Reproduce all of the material word for word.
╭─ RECORDS
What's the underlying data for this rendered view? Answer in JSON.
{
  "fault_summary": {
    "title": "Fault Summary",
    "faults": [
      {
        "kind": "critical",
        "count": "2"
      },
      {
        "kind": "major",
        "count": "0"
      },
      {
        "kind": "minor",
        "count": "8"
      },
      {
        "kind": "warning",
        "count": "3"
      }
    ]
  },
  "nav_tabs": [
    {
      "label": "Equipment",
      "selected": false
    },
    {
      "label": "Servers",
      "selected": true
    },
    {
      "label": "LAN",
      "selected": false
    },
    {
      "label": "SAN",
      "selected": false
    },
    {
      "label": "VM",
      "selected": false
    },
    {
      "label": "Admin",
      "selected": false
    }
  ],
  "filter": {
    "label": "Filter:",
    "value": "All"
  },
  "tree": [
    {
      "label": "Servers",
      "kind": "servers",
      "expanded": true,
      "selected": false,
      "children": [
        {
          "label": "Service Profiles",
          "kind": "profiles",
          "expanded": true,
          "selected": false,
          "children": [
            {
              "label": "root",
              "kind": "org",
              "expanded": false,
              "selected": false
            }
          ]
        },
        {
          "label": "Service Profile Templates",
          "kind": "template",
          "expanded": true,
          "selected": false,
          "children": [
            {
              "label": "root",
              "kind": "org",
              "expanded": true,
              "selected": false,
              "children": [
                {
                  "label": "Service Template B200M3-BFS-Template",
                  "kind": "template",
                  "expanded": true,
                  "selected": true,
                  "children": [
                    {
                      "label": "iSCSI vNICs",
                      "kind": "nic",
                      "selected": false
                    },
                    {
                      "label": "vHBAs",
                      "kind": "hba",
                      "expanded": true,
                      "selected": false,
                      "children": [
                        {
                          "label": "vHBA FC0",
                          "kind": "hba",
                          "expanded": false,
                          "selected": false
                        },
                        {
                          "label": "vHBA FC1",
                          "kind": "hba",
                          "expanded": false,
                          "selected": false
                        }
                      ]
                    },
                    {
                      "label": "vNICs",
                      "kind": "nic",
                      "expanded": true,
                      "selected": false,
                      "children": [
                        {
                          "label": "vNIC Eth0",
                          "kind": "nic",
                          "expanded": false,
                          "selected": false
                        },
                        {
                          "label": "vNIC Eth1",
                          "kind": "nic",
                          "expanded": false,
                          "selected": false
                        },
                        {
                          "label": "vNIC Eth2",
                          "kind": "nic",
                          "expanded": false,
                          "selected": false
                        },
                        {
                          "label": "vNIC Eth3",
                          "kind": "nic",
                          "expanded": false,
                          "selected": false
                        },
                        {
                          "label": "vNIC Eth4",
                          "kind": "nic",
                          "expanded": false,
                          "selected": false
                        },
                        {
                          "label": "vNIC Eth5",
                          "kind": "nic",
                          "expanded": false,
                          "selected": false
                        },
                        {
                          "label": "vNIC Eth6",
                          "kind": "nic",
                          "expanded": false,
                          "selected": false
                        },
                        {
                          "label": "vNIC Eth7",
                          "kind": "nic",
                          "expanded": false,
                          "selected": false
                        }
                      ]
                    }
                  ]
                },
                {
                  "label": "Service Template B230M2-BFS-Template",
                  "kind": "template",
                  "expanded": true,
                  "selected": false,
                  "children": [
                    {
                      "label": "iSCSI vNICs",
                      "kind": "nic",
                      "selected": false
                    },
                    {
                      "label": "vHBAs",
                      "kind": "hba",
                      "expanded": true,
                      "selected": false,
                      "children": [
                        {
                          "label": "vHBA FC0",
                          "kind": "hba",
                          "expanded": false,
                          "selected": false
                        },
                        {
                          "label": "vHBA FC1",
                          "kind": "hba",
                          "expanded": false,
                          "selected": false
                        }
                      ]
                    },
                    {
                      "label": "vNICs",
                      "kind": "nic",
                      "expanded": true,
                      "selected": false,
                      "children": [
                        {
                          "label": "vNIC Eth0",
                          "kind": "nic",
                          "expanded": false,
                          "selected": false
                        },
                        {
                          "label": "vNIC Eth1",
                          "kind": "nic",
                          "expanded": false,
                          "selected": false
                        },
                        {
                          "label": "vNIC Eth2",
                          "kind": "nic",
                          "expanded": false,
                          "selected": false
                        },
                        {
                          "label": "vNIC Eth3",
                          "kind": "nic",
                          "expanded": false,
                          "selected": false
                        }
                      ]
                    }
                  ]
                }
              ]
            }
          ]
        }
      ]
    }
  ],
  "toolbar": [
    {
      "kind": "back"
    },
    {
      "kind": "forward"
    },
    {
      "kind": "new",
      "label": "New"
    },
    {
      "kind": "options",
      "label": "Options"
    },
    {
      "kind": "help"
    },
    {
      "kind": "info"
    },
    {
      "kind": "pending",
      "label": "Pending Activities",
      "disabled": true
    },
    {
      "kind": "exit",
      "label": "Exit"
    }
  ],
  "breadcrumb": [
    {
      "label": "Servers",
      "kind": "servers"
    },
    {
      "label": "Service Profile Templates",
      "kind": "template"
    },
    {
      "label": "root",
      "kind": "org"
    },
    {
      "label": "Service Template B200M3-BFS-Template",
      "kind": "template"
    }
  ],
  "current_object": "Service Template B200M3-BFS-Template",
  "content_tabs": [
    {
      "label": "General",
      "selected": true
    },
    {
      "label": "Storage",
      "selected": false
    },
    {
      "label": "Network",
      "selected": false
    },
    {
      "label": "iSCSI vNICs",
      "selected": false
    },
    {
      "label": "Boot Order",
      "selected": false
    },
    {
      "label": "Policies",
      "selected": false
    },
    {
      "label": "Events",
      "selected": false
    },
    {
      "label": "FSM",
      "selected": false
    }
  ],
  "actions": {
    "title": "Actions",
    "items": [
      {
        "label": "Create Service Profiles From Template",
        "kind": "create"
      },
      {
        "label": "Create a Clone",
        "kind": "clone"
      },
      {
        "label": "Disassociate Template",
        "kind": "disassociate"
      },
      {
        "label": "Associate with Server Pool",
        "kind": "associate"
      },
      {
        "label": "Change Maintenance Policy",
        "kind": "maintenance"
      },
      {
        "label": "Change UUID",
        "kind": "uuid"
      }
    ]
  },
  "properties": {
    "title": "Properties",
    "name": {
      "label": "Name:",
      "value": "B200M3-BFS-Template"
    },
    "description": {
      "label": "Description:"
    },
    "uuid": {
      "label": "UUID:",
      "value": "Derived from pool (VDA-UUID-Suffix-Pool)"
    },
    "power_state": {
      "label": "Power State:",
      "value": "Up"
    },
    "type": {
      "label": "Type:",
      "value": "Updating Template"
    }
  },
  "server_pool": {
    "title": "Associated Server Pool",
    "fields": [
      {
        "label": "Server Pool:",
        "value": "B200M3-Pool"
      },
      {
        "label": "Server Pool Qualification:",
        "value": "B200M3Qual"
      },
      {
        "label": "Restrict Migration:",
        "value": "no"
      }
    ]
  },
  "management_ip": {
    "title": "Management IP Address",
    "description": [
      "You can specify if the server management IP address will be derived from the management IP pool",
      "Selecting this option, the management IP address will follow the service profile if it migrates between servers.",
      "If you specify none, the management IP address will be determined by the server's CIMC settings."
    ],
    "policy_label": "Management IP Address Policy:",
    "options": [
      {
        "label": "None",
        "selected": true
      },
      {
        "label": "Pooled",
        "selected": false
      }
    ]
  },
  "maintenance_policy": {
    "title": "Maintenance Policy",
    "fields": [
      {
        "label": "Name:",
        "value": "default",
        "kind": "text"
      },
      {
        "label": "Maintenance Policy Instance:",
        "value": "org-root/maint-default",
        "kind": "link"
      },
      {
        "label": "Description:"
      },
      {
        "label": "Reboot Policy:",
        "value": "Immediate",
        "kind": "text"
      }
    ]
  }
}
╰─
**CORRECT OUTPUT:**
What's the underlying data for this rendered view? Answer in JSON.
{
  "fault_summary": {
    "title": "Fault Summary",
    "faults": [
      {
        "kind": "critical",
        "count": "2"
      },
      {
        "kind": "major",
        "count": "0"
      },
      {
        "kind": "minor",
        "count": "8"
      },
      {
        "kind": "warning",
        "count": "3"
      }
    ]
  },
  "nav_tabs": [
    {
      "label": "Equipment",
      "selected": false
    },
    {
      "label": "Servers",
      "selected": true
    },
    {
      "label": "LAN",
      "selected": false
    },
    {
      "label": "SAN",
      "selected": false
    },
    {
      "label": "VM",
      "selected": false
    },
    {
      "label": "Admin",
      "selected": false
    }
  ],
  "filter": {
    "label": "Filter:",
    "value": "All"
  },
  "tree": [
    {
      "label": "Servers",
      "kind": "servers",
      "expanded": true,
      "selected": false,
      "children": [
        {
          "label": "Service Profiles",
          "kind": "profiles",
          "expanded": true,
          "selected": false,
          "children": [
            {
              "label": "root",
              "kind": "org",
              "expanded": false,
              "selected": false
            }
          ]
        },
        {
          "label": "Service Profile Templates",
          "kind": "template",
          "expanded": true,
          "selected": false,
          "children": [
            {
              "label": "root",
              "kind": "org",
              "expanded": true,
              "selected": false,
              "children": [
                {
                  "label": "Service Template B200M3-BFS-Template",
                  "kind": "template",
                  "expanded": true,
                  "selected": true,
                  "children": [
                    {
                      "label": "iSCSI vNICs",
                      "kind": "nic",
                      "selected": false
                    },
                    {
                      "label": "vHBAs",
                      "kind": "hba",
                      "expanded": true,
                      "selected": false,
                      "children": [
                        {
                          "label": "vHBA FC0",
                          "kind": "hba",
                          "expanded": false,
                          "selected": false
                        },
                        {
                          "label": "vHBA FC1",
                          "kind": "hba",
                          "expanded": false,
                          "selected": false
                        }
                      ]
                    },
                    {
                      "label": "vNICs",
                      "kind": "nic",
                      "expanded": true,
                      "selected": false,
                      "children": [
                        {
                          "label": "vNIC Eth0",
                          "kind": "nic",
                          "expanded": false,
                          "selected": false
                        },
                        {
                          "label": "vNIC Eth1",
                          "kind": "nic",
                          "expanded": false,
                          "selected": false
                        },
                        {
                          "label": "vNIC Eth2",
                          "kind": "nic",
                          "expanded": false,
                          "selected": false
                        },
                        {
                          "label": "vNIC Eth3",
                          "kind": "nic",
                          "expanded": false,
                          "selected": false
                        },
                        {
                          "label": "vNIC Eth4",
                          "kind": "nic",
                          "expanded": false,
                          "selected": false
                        },
                        {
                          "label": "vNIC Eth5",
                          "kind": "nic",
                          "expanded": false,
                          "selected": false
                        },
                        {
                          "label": "vNIC Eth6",
                          "kind": "nic",
                          "expanded": false,
                          "selected": false
                        },
                        {
                          "label": "vNIC Eth7",
                          "kind": "nic",
                          "expanded": false,
                          "selected": false
                        }
                      ]
                    }
                  ]
                },
                {
                  "label": "Service Template B230M2-BFS-Template",
                  "kind": "template",
                  "expanded": true,
                  "selected": false,
                  "children": [
                    {
                      "label": "iSCSI vNICs",
                      "kind": "nic",
                      "selected": false
                    },
                    {
                      "label": "vHBAs",
                      "kind": "hba",
                      "expanded": true,
                      "selected": false,
                      "children": [
                        {
                          "label": "vHBA FC0",
                          "kind": "hba",
                          "expanded": false,
                          "selected": false
                        },
                        {
                          "label": "vHBA FC1",
                          "kind": "hba",
                          "expanded": false,
                          "selected": false
                        }
                      ]
                    },
                    {
                      "label": "vNICs",
                      "kind": "nic",
                      "expanded": true,
                      "selected": false,
                      "children": [
                        {
                          "label": "vNIC Eth0",
                          "kind": "nic",
                          "expanded": false,
                          "selected": false
                        },
                        {
                          "label": "vNIC Eth1",
                          "kind": "nic",
                          "expanded": false,
                          "selected": false
                        },
                        {
                          "label": "vNIC Eth2",
                          "kind": "nic",
                          "expanded": false,
                          "selected": false
                        },
                        {
                          "label": "vNIC Eth3",
                          "kind": "nic",
                          "expanded": false,
                          "selected": false
                        }
                      ]
                    }
                  ]
                }
              ]
            }
          ]
        }
      ]
    }
  ],
  "toolbar": [
    {
      "kind": "back"
    },
    {
      "kind": "forward"
    },
    {
      "kind": "new",
      "label": "New"
    },
    {
      "kind": "options",
      "label": "Options"
    },
    {
      "kind": "help"
    },
    {
      "kind": "info"
    },
    {
      "kind": "pending",
      "label": "Pending Activities",
      "disabled": true
    },
    {
      "kind": "exit",
      "label": "Exit"
    }
  ],
  "breadcrumb": [
    {
      "label": "Servers",
      "kind": "servers"
    },
    {
      "label": "Service Profile Templates",
      "kind": "template"
    },
    {
      "label": "root",
      "kind": "org"
    },
    {
      "label": "Service Template B200M3-BFS-Template",
      "kind": "template"
    }
  ],
  "current_object": "Service Template B200M3-BFS-Template",
  "content_tabs": [
    {
      "label": "General",
      "selected": true
    },
    {
      "label": "Storage",
      "selected": false
    },
    {
      "label": "Network",
      "selected": false
    },
    {
      "label": "iSCSI vNICs",
      "selected": false
    },
    {
      "label": "Boot Order",
      "selected": false
    },
    {
      "label": "Policies",
      "selected": false
    },
    {
      "label": "Events",
      "selected": false
    },
    {
      "label": "FSM",
      "selected": false
    }
  ],
  "actions": {
    "title": "Actions",
    "items": [
      {
        "label": "Create Service Profiles From Template",
        "kind": "create"
      },
      {
        "label": "Create a Clone",
        "kind": "clone"
      },
      {
        "label": "Disassociate Template",
        "kind": "disassociate"
      },
      {
        "label": "Associate with Server Pool",
        "kind": "associate"
      },
      {
        "label": "Change Maintenance Policy",
        "kind": "maintenance"
      },
      {
        "label": "Change UUID",
        "kind": "uuid"
      }
    ]
  },
  "properties": {
    "title": "Properties",
    "name": {
      "label": "Name:",
      "value": "B200M3-BFS-Template"
    },
    "description": {
      "label": "Description:"
    },
    "uuid": {
      "label": "UUID:",
      "value": "Derived from pool (VDA-UUID-Suffix-Pool)"
    },
    "power_state": {
      "label": "Power State:",
      "value": "Up"
    },
    "type": {
      "label": "Type:",
      "value": "Updating Template"
    }
  },
  "server_pool": {
    "title": "Associated Server Pool",
    "fields": [
      {
        "label": "Server Pool:",
        "value": "B200M3-Pool"
      },
      {
        "label": "Server Pool Qualification:",
        "value": "B200M3Qual"
      },
      {
        "label": "Restrict Migration:",
        "value": "no"
      }
    ]
  },
  "management_ip": {
    "title": "Management IP Address",
    "description": [
      "You can specify if the server management IP address will be derived from the management IP pool",
      "Selecting this option, the management IP address will follow the service profile if it migrates between servers.",
      "If you specify none, the management IP address will be determined by the server's CIMC settings."
    ],
    "policy_label": "Management IP Address Policy:",
    "options": [
      {
        "label": "None",
        "selected": true
      },
      {
        "label": "Pooled",
        "selected": false
      }
    ]
  },
  "maintenance_policy": {
    "title": "Maintenance Policy",
    "fields": [
      {
        "label": "Name:",
        "value": "default",
        "kind": "text"
      },
      {
        "label": "Maintenance Policy Instance:",
        "value": "org-root/maint-default",
        "kind": "link"
      },
      {
        "label": "Description:"
      },
      {
        "label": "Reboot Policy:",
        "value": "Immediate",
        "kind": "text"
      }
    ]
  }
}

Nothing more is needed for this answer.